▶ _Brief_:
Reproduce the material exactly, omitting nothing.

— Start Records —

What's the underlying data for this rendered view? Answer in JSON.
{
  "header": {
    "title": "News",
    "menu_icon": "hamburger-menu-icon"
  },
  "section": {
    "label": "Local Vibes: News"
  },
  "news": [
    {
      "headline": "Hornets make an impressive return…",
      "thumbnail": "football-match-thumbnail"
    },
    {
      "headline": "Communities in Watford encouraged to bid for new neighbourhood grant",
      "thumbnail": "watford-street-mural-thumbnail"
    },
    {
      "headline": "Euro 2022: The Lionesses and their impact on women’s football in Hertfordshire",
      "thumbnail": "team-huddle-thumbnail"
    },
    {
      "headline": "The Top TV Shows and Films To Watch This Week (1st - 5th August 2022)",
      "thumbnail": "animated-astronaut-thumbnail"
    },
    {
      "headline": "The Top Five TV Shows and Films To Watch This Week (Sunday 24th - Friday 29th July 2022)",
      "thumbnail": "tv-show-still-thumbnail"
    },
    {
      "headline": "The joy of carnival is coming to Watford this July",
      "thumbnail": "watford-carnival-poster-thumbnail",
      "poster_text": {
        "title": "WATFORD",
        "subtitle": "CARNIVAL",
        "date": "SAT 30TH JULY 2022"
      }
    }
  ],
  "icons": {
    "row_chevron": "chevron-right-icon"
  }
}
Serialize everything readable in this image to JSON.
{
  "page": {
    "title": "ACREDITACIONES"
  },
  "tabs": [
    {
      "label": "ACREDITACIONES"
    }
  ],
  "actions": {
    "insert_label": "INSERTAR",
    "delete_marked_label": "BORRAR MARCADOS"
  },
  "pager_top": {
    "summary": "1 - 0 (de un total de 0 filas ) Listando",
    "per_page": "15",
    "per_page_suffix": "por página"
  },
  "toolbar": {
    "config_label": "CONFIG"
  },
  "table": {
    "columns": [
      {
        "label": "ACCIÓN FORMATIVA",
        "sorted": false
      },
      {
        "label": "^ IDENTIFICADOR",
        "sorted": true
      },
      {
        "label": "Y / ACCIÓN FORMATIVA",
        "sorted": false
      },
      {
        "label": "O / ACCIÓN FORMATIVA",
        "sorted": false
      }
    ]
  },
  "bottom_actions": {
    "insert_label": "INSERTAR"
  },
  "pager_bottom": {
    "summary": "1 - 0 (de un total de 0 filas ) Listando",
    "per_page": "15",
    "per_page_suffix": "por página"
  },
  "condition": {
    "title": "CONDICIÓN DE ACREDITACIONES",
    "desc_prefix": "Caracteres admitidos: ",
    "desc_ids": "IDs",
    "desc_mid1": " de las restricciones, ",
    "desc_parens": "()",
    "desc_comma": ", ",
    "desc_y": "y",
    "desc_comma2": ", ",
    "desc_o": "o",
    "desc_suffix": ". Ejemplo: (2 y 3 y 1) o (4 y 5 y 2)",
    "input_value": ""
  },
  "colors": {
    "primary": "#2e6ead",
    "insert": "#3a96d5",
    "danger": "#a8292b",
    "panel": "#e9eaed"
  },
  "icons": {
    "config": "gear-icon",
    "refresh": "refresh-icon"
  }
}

— End Records —

▶ _Task output_:
What's the underlying data for this rendered view? Answer in JSON.
{
  "header": {
    "title": "News",
    "menu_icon": "hamburger-menu-icon"
  },
  "section": {
    "label": "Local Vibes: News"
  },
  "news": [
    {
      "headline": "Hornets make an impressive return…",
      "thumbnail": "football-match-thumbnail"
    },
    {
      "headline": "Communities in Watford encouraged to bid for new neighbourhood grant",
      "thumbnail": "watford-street-mural-thumbnail"
    },
    {
      "headline": "Euro 2022: The Lionesses and their impact on women’s football in Hertfordshire",
      "thumbnail": "team-huddle-thumbnail"
    },
    {
      "headline": "The Top TV Shows and Films To Watch This Week (1st - 5th August 2022)",
      "thumbnail": "animated-astronaut-thumbnail"
    },
    {
      "headline": "The Top Five TV Shows and Films To Watch This Week (Sunday 24th - Friday 29th July 2022)",
      "thumbnail": "tv-show-still-thumbnail"
    },
    {
      "headline": "The joy of carnival is coming to Watford this July",
      "thumbnail": "watford-carnival-poster-thumbnail",
      "poster_text": {
        "title": "WATFORD",
        "subtitle": "CARNIVAL",
        "date": "SAT 30TH JULY 2022"
      }
    }
  ],
  "icons": {
    "row_chevron": "chevron-right-icon"
  }
}
Serialize everything readable in this image to JSON.
{
  "page": {
    "title": "ACREDITACIONES"
  },
  "tabs": [
    {
      "label": "ACREDITACIONES"
    }
  ],
  "actions": {
    "insert_label": "INSERTAR",
    "delete_marked_label": "BORRAR MARCADOS"
  },
  "pager_top": {
    "summary": "1 - 0 (de un total de 0 filas ) Listando",
    "per_page": "15",
    "per_page_suffix": "por página"
  },
  "toolbar": {
    "config_label": "CONFIG"
  },
  "table": {
    "columns": [
      {
        "label": "ACCIÓN FORMATIVA",
        "sorted": false
      },
      {
        "label": "^ IDENTIFICADOR",
        "sorted": true
      },
      {
        "label": "Y / ACCIÓN FORMATIVA",
        "sorted": false
      },
      {
        "label": "O / ACCIÓN FORMATIVA",
        "sorted": false
      }
    ]
  },
  "bottom_actions": {
    "insert_label": "INSERTAR"
  },
  "pager_bottom": {
    "summary": "1 - 0 (de un total de 0 filas ) Listando",
    "per_page": "15",
    "per_page_suffix": "por página"
  },
  "condition": {
    "title": "CONDICIÓN DE ACREDITACIONES",
    "desc_prefix": "Caracteres admitidos: ",
    "desc_ids": "IDs",
    "desc_mid1": " de las restricciones, ",
    "desc_parens": "()",
    "desc_comma": ", ",
    "desc_y": "y",
    "desc_comma2": ", ",
    "desc_o": "o",
    "desc_suffix": ". Ejemplo: (2 y 3 y 1) o (4 y 5 y 2)",
    "input_value": ""
  },
  "colors": {
    "primary": "#2e6ead",
    "insert": "#3a96d5",
    "danger": "#a8292b",
    "panel": "#e9eaed"
  },
  "icons": {
    "config": "gear-icon",
    "refresh": "refresh-icon"
  }
}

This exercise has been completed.